### What needs to be done
Copy every line of the records below where the word "пользования" occurs.

### Source material
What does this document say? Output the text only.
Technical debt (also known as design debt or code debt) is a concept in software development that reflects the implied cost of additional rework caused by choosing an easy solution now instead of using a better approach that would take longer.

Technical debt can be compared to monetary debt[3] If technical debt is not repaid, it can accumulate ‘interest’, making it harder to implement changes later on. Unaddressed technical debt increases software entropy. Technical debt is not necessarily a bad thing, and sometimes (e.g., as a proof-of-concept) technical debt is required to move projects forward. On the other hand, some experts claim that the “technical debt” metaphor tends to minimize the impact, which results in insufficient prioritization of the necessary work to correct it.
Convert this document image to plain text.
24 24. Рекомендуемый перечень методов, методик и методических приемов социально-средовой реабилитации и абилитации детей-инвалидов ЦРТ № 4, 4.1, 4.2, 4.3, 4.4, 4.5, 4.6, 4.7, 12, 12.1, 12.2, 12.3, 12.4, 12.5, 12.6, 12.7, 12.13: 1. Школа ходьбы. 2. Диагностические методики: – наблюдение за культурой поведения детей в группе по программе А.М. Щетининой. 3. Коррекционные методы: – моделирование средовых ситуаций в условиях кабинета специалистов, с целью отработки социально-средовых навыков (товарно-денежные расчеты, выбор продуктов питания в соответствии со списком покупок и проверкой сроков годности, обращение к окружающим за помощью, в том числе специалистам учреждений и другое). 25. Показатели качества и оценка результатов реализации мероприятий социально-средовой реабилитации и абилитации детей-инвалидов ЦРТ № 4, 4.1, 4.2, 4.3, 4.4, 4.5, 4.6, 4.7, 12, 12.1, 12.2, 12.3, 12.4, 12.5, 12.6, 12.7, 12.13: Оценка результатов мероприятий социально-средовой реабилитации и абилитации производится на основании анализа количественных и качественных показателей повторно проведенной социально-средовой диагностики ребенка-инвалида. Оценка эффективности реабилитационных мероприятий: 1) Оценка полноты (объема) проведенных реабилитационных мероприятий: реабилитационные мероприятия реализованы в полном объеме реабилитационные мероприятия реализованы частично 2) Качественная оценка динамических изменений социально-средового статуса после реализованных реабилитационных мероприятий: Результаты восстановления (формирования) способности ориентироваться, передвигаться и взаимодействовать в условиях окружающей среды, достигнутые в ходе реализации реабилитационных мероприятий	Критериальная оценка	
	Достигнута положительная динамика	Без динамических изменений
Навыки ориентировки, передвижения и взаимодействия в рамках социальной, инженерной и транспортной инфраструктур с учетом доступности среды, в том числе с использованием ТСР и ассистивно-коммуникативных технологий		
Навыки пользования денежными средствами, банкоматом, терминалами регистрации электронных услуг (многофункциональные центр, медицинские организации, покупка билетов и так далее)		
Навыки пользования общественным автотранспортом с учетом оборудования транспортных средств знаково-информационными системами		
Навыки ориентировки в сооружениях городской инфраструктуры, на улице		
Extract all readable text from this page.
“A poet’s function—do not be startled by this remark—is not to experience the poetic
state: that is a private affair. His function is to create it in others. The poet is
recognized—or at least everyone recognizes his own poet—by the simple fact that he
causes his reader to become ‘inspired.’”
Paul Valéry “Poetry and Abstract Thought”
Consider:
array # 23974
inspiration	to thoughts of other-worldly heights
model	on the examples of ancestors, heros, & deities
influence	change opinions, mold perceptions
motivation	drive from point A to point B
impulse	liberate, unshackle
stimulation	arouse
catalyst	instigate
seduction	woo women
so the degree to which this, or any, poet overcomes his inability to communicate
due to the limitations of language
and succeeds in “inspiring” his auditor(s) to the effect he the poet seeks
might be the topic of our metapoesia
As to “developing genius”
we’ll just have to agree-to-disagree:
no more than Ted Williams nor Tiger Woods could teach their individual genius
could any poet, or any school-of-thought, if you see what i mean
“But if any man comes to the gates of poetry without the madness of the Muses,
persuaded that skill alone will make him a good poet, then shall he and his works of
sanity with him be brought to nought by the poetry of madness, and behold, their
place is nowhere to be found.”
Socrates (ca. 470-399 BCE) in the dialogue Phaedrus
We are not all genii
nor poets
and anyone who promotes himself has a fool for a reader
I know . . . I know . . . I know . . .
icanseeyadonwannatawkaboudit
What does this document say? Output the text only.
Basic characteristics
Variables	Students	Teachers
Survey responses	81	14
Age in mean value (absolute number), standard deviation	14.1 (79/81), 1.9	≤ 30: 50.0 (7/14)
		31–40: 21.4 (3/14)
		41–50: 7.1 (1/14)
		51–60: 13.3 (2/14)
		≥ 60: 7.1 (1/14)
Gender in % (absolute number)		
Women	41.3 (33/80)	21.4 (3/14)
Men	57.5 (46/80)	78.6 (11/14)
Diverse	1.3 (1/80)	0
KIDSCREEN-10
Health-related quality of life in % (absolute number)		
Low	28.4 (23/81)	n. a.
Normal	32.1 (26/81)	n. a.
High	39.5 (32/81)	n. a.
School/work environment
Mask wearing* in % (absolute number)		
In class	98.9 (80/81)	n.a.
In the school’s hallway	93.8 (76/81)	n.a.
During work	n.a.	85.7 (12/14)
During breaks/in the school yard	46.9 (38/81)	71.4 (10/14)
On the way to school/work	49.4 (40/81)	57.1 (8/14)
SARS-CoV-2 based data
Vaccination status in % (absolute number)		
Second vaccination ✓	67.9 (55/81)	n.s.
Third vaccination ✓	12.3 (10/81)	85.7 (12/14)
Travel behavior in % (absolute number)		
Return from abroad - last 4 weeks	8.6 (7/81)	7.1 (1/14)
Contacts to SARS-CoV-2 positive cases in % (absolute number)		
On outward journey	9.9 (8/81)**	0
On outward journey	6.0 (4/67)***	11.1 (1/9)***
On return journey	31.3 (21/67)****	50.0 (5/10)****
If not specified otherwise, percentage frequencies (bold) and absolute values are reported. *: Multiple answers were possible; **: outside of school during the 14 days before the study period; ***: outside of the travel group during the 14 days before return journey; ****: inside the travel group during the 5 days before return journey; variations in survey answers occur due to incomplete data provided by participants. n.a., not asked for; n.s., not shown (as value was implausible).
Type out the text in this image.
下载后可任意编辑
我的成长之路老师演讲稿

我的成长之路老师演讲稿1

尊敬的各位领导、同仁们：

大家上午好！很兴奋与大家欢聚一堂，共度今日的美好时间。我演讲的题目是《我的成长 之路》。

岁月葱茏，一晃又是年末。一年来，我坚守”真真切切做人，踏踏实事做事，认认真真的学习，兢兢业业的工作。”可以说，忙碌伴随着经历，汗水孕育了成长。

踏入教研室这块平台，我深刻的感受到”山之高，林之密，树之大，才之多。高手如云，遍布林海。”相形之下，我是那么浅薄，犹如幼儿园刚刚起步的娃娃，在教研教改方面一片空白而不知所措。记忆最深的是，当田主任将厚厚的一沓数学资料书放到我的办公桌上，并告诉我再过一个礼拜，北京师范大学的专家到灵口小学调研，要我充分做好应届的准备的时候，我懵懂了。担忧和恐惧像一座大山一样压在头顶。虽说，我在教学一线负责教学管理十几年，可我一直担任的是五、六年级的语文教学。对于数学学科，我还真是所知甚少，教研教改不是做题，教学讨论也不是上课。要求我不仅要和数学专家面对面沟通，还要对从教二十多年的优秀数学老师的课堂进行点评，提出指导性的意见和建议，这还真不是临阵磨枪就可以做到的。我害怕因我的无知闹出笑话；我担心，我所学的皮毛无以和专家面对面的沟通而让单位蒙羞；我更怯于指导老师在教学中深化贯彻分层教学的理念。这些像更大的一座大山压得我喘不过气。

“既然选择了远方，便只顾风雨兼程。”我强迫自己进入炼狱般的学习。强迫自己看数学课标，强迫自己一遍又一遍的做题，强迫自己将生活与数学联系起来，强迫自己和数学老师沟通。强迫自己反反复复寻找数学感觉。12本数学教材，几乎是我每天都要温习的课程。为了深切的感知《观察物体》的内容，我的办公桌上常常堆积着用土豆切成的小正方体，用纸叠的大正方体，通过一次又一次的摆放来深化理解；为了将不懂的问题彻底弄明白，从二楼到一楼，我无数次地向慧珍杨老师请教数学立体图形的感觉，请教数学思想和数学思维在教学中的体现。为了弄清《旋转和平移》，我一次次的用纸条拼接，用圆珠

### Reply
Навыки пользования денежными средствами, банкоматом, терминалами регистрации электронных услуг (многофункциональные центр, медицинские организации, покупка билетов и так далее)		
Навыки пользования общественным автотранспортом с учетом оборудования транспортных средств знаково-информационными системами		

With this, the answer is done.